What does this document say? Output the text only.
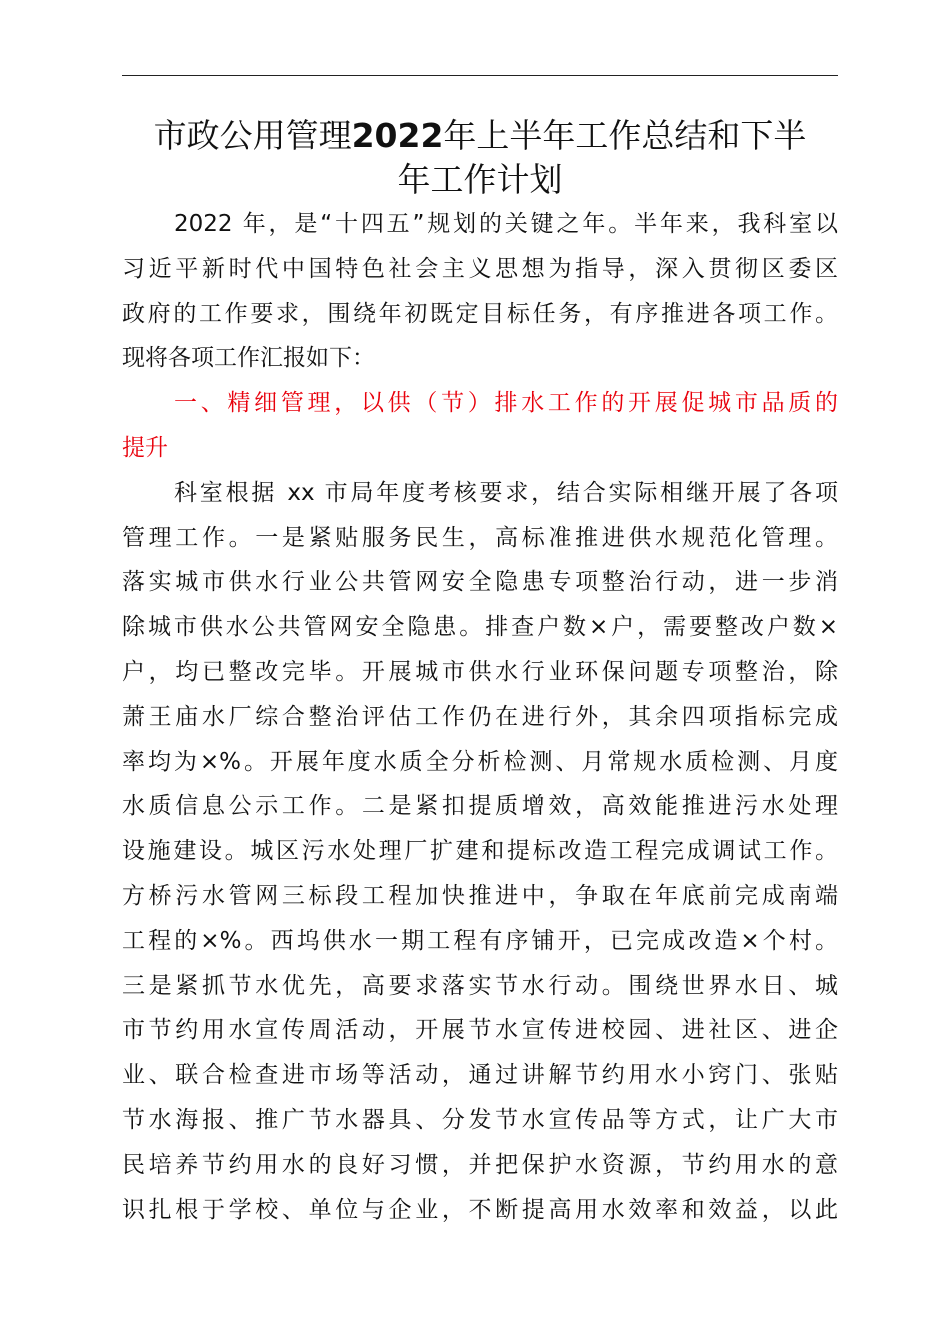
市政公用管理2022年上半年工作总结和下半
年工作计划

2022 年，是“十四五”规划的关键之年。半年来，我科室以
习近平新时代中国特色社会主义思想为指导，深入贯彻区委区
政府的工作要求，围绕年初既定目标任务，有序推进各项工作。
现将各项工作汇报如下：

一、精细管理，以供（节）排水工作的开展促城市品质的
提升

科室根据 xx 市局年度考核要求，结合实际相继开展了各项
管理工作。一是紧贴服务民生，高标准推进供水规范化管理。
落实城市供水行业公共管网安全隐患专项整治行动，进一步消
除城市供水公共管网安全隐患。排查户数×户，需要整改户数×
户，均已整改完毕。开展城市供水行业环保问题专项整治，除
萧王庙水厂综合整治评估工作仍在进行外，其余四项指标完成
率均为×%。开展年度水质全分析检测、月常规水质检测、月度
水质信息公示工作。二是紧扣提质增效，高效能推进污水处理
设施建设。城区污水处理厂扩建和提标改造工程完成调试工作。
方桥污水管网三标段工程加快推进中，争取在年底前完成南端
工程的×%。西坞供水一期工程有序铺开，已完成改造×个村。
三是紧抓节水优先，高要求落实节水行动。围绕世界水日、城
市节约用水宣传周活动，开展节水宣传进校园、进社区、进企
业、联合检查进市场等活动，通过讲解节约用水小窍门、张贴
节水海报、推广节水器具、分发节水宣传品等方式，让广大市
民培养节约用水的良好习惯，并把保护水资源，节约用水的意
识扎根于学校、单位与企业，不断提高用水效率和效益，以此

☆ ☆ ☆ ☆ ☆

### WHAT IS BEING ASKED
All records above are to be printed exactly, minus the pictures they contain.

### ANSWER FOR THE TASK
What does this document say? Output the text only.
市政公用管理2022年上半年工作总结和下半
年工作计划

2022 年，是“十四五”规划的关键之年。半年来，我科室以
习近平新时代中国特色社会主义思想为指导，深入贯彻区委区
政府的工作要求，围绕年初既定目标任务，有序推进各项工作。
现将各项工作汇报如下：

一、精细管理，以供（节）排水工作的开展促城市品质的
提升

科室根据 xx 市局年度考核要求，结合实际相继开展了各项
管理工作。一是紧贴服务民生，高标准推进供水规范化管理。
落实城市供水行业公共管网安全隐患专项整治行动，进一步消
除城市供水公共管网安全隐患。排查户数×户，需要整改户数×
户，均已整改完毕。开展城市供水行业环保问题专项整治，除
萧王庙水厂综合整治评估工作仍在进行外，其余四项指标完成
率均为×%。开展年度水质全分析检测、月常规水质检测、月度
水质信息公示工作。二是紧扣提质增效，高效能推进污水处理
设施建设。城区污水处理厂扩建和提标改造工程完成调试工作。
方桥污水管网三标段工程加快推进中，争取在年底前完成南端
工程的×%。西坞供水一期工程有序铺开，已完成改造×个村。
三是紧抓节水优先，高要求落实节水行动。围绕世界水日、城
市节约用水宣传周活动，开展节水宣传进校园、进社区、进企
业、联合检查进市场等活动，通过讲解节约用水小窍门、张贴
节水海报、推广节水器具、分发节水宣传品等方式，让广大市
民培养节约用水的良好习惯，并把保护水资源，节约用水的意
识扎根于学校、单位与企业，不断提高用水效率和效益，以此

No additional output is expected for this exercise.